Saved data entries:
— Start —

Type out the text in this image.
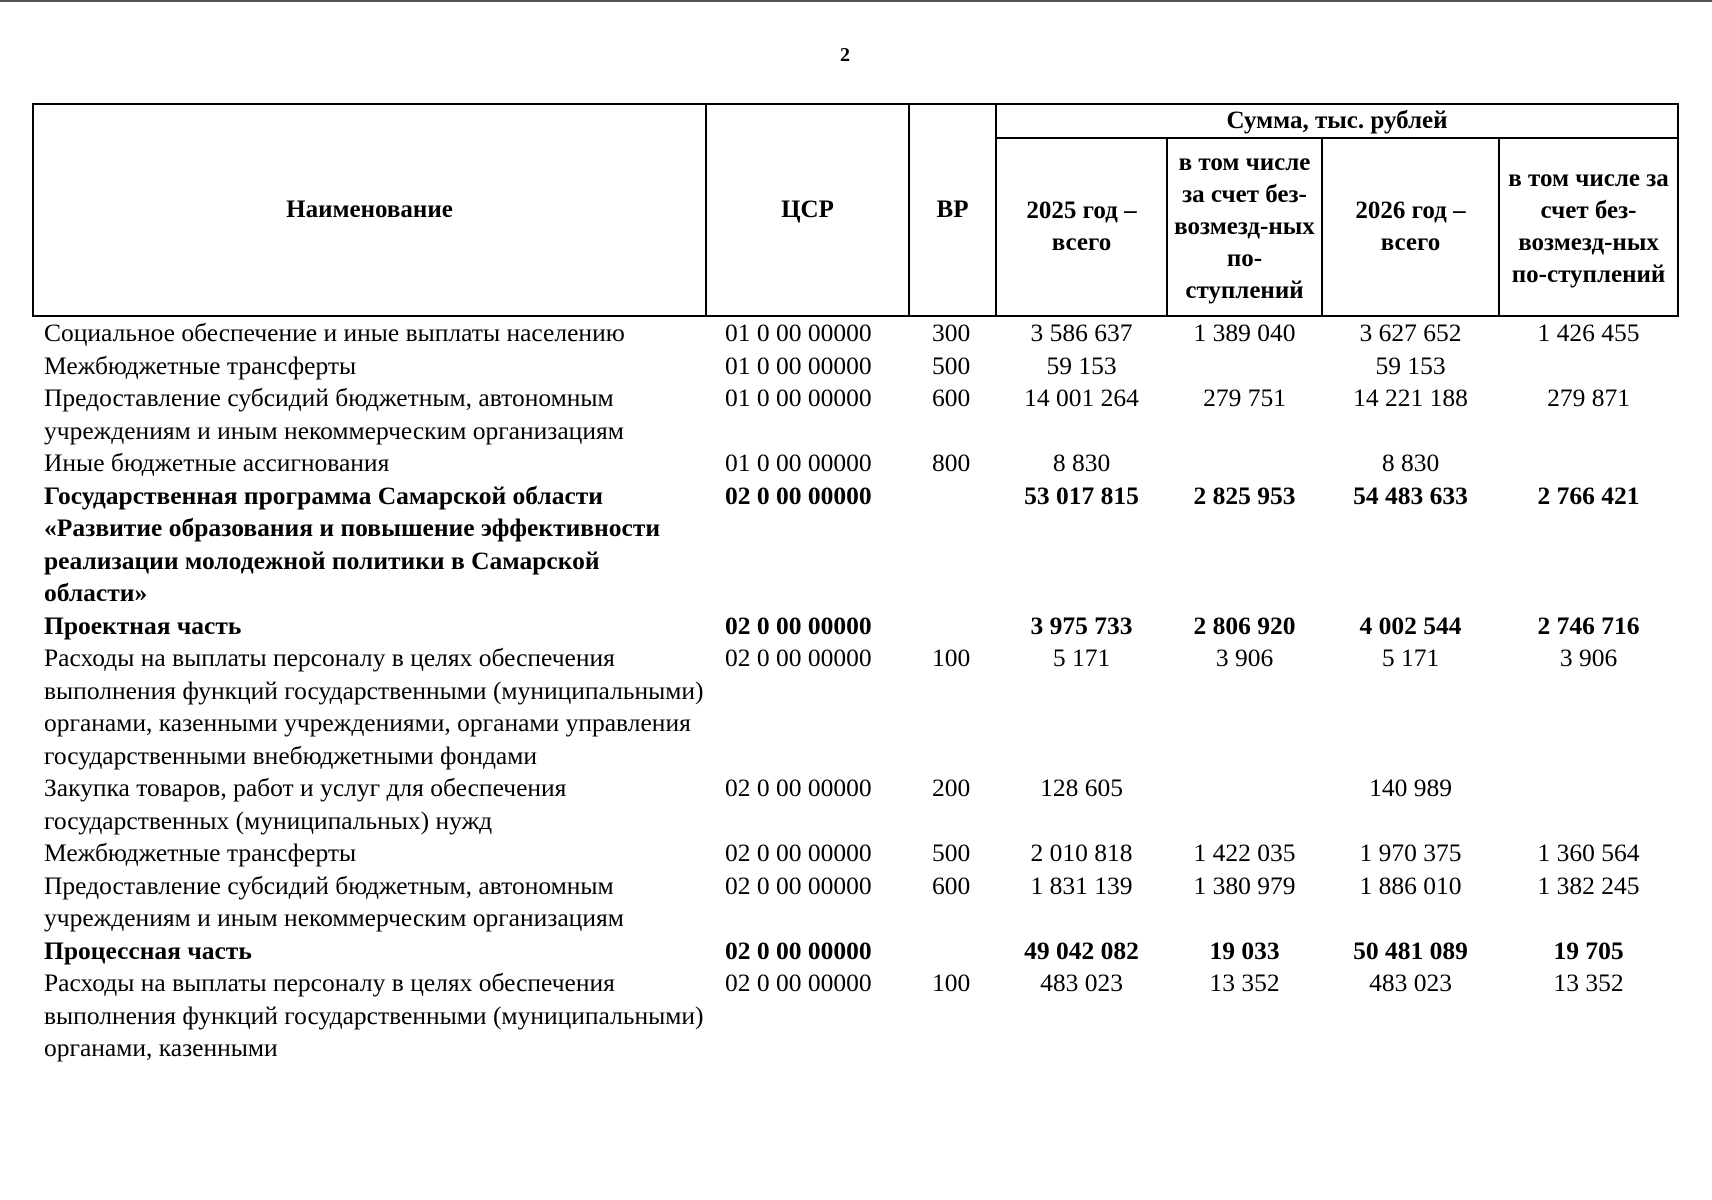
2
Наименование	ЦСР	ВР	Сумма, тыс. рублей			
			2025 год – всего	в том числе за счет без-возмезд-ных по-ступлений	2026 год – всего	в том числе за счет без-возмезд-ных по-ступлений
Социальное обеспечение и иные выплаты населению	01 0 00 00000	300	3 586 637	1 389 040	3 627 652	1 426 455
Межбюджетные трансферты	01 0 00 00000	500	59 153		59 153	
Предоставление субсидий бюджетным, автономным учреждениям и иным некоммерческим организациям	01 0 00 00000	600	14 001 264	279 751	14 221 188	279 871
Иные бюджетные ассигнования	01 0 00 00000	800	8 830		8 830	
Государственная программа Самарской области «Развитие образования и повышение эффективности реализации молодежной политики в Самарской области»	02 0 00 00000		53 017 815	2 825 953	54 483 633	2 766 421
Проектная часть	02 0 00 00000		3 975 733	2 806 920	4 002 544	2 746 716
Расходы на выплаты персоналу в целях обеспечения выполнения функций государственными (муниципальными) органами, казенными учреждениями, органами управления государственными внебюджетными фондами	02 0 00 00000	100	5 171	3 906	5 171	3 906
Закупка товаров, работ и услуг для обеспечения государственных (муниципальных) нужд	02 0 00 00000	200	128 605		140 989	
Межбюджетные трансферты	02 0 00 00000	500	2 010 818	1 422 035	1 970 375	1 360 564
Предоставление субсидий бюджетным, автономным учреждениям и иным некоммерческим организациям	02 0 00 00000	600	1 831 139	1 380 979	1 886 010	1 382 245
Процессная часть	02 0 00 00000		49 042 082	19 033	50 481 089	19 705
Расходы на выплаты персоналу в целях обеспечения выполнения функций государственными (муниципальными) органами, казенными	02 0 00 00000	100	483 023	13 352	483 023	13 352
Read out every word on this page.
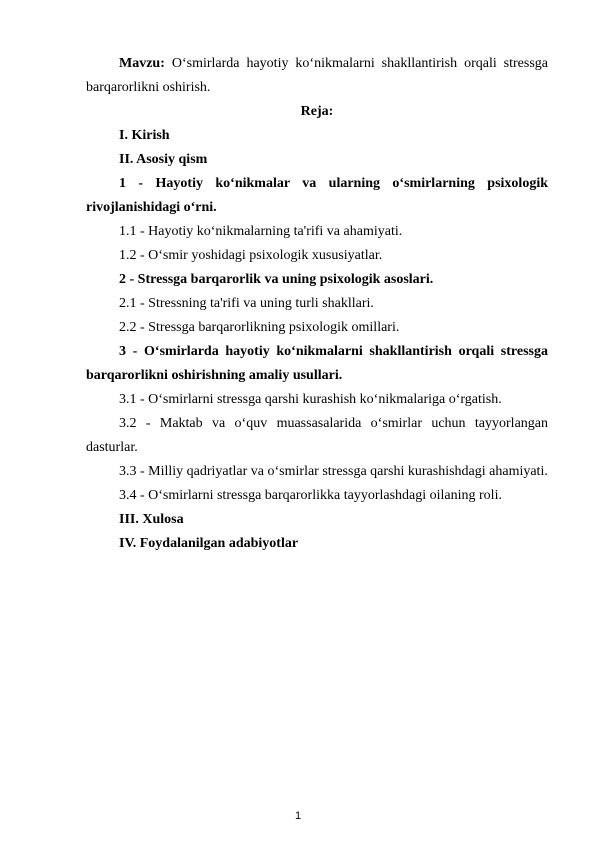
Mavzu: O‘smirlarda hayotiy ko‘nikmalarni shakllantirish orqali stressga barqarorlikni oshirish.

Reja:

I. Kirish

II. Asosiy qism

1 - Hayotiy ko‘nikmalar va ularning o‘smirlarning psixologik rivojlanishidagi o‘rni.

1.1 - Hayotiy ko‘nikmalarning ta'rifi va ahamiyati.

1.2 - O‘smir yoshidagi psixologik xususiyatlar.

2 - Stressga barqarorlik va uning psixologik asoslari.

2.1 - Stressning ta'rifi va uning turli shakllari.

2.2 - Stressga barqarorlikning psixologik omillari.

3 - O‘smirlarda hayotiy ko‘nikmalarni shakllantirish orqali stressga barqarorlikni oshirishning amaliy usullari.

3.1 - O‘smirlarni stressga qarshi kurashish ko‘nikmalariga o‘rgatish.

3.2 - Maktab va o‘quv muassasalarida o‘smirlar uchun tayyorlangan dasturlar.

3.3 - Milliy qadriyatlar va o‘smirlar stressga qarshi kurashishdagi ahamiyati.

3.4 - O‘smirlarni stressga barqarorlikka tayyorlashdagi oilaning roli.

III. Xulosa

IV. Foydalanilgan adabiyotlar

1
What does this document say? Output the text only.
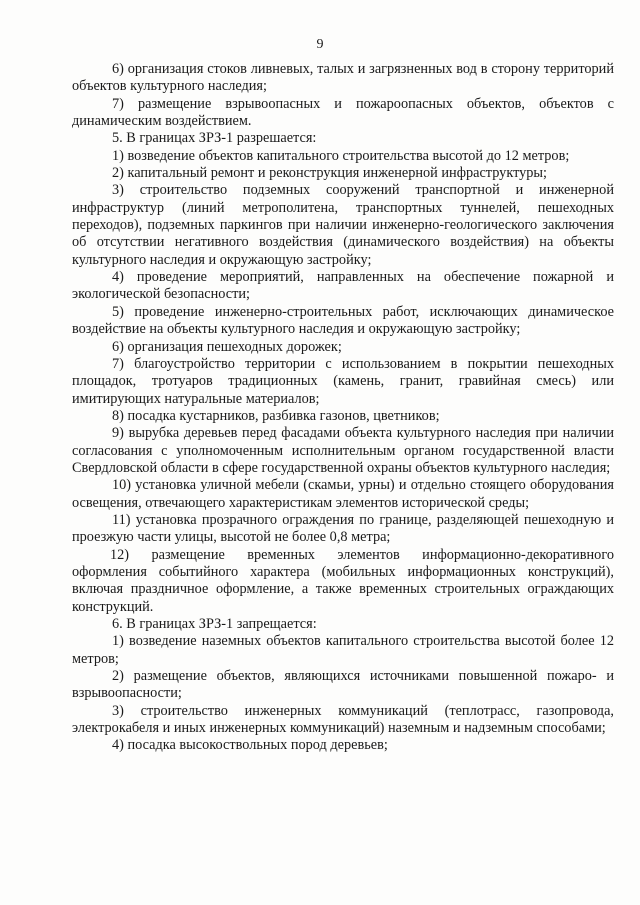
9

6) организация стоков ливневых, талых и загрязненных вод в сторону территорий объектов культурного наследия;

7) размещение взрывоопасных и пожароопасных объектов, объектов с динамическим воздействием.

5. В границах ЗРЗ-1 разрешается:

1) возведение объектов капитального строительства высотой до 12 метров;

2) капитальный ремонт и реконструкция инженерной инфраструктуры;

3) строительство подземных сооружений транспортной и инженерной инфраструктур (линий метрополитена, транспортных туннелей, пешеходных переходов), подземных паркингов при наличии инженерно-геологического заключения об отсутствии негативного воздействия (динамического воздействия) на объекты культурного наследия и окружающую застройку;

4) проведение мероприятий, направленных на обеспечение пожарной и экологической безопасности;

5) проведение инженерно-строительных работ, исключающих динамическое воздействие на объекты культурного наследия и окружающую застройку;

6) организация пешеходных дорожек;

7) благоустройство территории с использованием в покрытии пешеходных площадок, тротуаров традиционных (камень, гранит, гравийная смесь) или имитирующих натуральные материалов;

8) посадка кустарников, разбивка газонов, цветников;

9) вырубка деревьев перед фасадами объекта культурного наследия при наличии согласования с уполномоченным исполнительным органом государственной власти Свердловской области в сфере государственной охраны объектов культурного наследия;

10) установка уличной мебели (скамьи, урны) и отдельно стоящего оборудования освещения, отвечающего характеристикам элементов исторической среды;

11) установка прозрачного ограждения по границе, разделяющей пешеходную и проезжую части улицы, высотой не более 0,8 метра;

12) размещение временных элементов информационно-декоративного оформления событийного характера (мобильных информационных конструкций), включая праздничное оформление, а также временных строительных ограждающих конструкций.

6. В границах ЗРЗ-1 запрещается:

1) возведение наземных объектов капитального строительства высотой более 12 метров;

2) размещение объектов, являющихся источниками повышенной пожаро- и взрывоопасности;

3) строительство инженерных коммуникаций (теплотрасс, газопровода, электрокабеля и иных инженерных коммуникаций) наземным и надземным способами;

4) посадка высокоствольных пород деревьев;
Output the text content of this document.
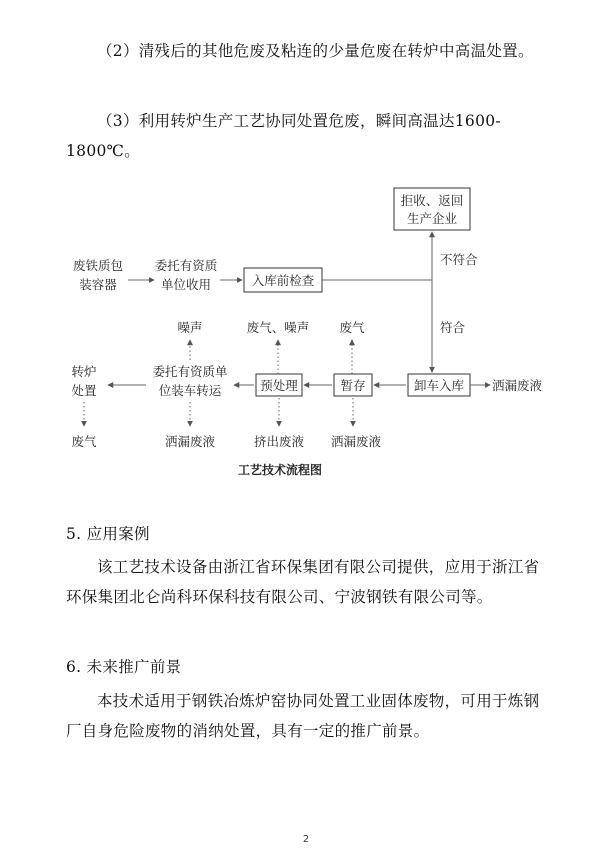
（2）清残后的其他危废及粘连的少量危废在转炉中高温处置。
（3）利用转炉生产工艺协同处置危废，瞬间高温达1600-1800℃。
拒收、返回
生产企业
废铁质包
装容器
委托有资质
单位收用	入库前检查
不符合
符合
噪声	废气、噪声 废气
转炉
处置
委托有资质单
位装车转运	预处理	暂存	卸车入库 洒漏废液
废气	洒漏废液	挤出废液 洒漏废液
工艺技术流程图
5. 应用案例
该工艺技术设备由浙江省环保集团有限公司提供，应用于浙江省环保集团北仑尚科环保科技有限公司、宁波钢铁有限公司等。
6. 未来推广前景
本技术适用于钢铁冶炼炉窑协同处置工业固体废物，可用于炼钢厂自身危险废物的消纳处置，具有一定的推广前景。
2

— End —

■ PROBLEM REQUIREMENTS
Images in the records should not be copied. Repeat all the rest exactly.

■ EXERCISE RESPONSE
Type out the text in this image.
2
Наименование	ЦСР	ВР	Сумма, тыс. рублей			
			2025 год – всего	в том числе за счет без-возмезд-ных по-ступлений	2026 год – всего	в том числе за счет без-возмезд-ных по-ступлений
Социальное обеспечение и иные выплаты населению	01 0 00 00000	300	3 586 637	1 389 040	3 627 652	1 426 455
Межбюджетные трансферты	01 0 00 00000	500	59 153		59 153	
Предоставление субсидий бюджетным, автономным учреждениям и иным некоммерческим организациям	01 0 00 00000	600	14 001 264	279 751	14 221 188	279 871
Иные бюджетные ассигнования	01 0 00 00000	800	8 830		8 830	
Государственная программа Самарской области «Развитие образования и повышение эффективности реализации молодежной политики в Самарской области»	02 0 00 00000		53 017 815	2 825 953	54 483 633	2 766 421
Проектная часть	02 0 00 00000		3 975 733	2 806 920	4 002 544	2 746 716
Расходы на выплаты персоналу в целях обеспечения выполнения функций государственными (муниципальными) органами, казенными учреждениями, органами управления государственными внебюджетными фондами	02 0 00 00000	100	5 171	3 906	5 171	3 906
Закупка товаров, работ и услуг для обеспечения государственных (муниципальных) нужд	02 0 00 00000	200	128 605		140 989	
Межбюджетные трансферты	02 0 00 00000	500	2 010 818	1 422 035	1 970 375	1 360 564
Предоставление субсидий бюджетным, автономным учреждениям и иным некоммерческим организациям	02 0 00 00000	600	1 831 139	1 380 979	1 886 010	1 382 245
Процессная часть	02 0 00 00000		49 042 082	19 033	50 481 089	19 705
Расходы на выплаты персоналу в целях обеспечения выполнения функций государственными (муниципальными) органами, казенными	02 0 00 00000	100	483 023	13 352	483 023	13 352
Read out every word on this page.
Mavzu: O‘smirlarda hayotiy ko‘nikmalarni shakllantirish orqali stressga barqarorlikni oshirish.

Reja:

I. Kirish

II. Asosiy qism

1 - Hayotiy ko‘nikmalar va ularning o‘smirlarning psixologik rivojlanishidagi o‘rni.

1.1 - Hayotiy ko‘nikmalarning ta'rifi va ahamiyati.

1.2 - O‘smir yoshidagi psixologik xususiyatlar.

2 - Stressga barqarorlik va uning psixologik asoslari.

2.1 - Stressning ta'rifi va uning turli shakllari.

2.2 - Stressga barqarorlikning psixologik omillari.

3 - O‘smirlarda hayotiy ko‘nikmalarni shakllantirish orqali stressga barqarorlikni oshirishning amaliy usullari.

3.1 - O‘smirlarni stressga qarshi kurashish ko‘nikmalariga o‘rgatish.

3.2 - Maktab va o‘quv muassasalarida o‘smirlar uchun tayyorlangan dasturlar.

3.3 - Milliy qadriyatlar va o‘smirlar stressga qarshi kurashishdagi ahamiyati.

3.4 - O‘smirlarni stressga barqarorlikka tayyorlashdagi oilaning roli.

III. Xulosa

IV. Foydalanilgan adabiyotlar

1
What does this document say? Output the text only.
9

6) организация стоков ливневых, талых и загрязненных вод в сторону территорий объектов культурного наследия;

7) размещение взрывоопасных и пожароопасных объектов, объектов с динамическим воздействием.

5. В границах ЗРЗ-1 разрешается:

1) возведение объектов капитального строительства высотой до 12 метров;

2) капитальный ремонт и реконструкция инженерной инфраструктуры;

3) строительство подземных сооружений транспортной и инженерной инфраструктур (линий метрополитена, транспортных туннелей, пешеходных переходов), подземных паркингов при наличии инженерно-геологического заключения об отсутствии негативного воздействия (динамического воздействия) на объекты культурного наследия и окружающую застройку;

4) проведение мероприятий, направленных на обеспечение пожарной и экологической безопасности;

5) проведение инженерно-строительных работ, исключающих динамическое воздействие на объекты культурного наследия и окружающую застройку;

6) организация пешеходных дорожек;

7) благоустройство территории с использованием в покрытии пешеходных площадок, тротуаров традиционных (камень, гранит, гравийная смесь) или имитирующих натуральные материалов;

8) посадка кустарников, разбивка газонов, цветников;

9) вырубка деревьев перед фасадами объекта культурного наследия при наличии согласования с уполномоченным исполнительным органом государственной власти Свердловской области в сфере государственной охраны объектов культурного наследия;

10) установка уличной мебели (скамьи, урны) и отдельно стоящего оборудования освещения, отвечающего характеристикам элементов исторической среды;

11) установка прозрачного ограждения по границе, разделяющей пешеходную и проезжую части улицы, высотой не более 0,8 метра;

12) размещение временных элементов информационно-декоративного оформления событийного характера (мобильных информационных конструкций), включая праздничное оформление, а также временных строительных ограждающих конструкций.

6. В границах ЗРЗ-1 запрещается:

1) возведение наземных объектов капитального строительства высотой более 12 метров;

2) размещение объектов, являющихся источниками повышенной пожаро- и взрывоопасности;

3) строительство инженерных коммуникаций (теплотрасс, газопровода, электрокабеля и иных инженерных коммуникаций) наземным и надземным способами;

4) посадка высокоствольных пород деревьев;
Output the text content of this document.
（2）清残后的其他危废及粘连的少量危废在转炉中高温处置。
（3）利用转炉生产工艺协同处置危废，瞬间高温达1600-1800℃。
拒收、返回
生产企业
废铁质包
装容器
委托有资质
单位收用	入库前检查
不符合
符合
噪声	废气、噪声 废气
转炉
处置
委托有资质单
位装车转运	预处理	暂存	卸车入库 洒漏废液
废气	洒漏废液	挤出废液 洒漏废液
工艺技术流程图
5. 应用案例
该工艺技术设备由浙江省环保集团有限公司提供，应用于浙江省环保集团北仑尚科环保科技有限公司、宁波钢铁有限公司等。
6. 未来推广前景
本技术适用于钢铁冶炼炉窑协同处置工业固体废物，可用于炼钢厂自身危险废物的消纳处置，具有一定的推广前景。
2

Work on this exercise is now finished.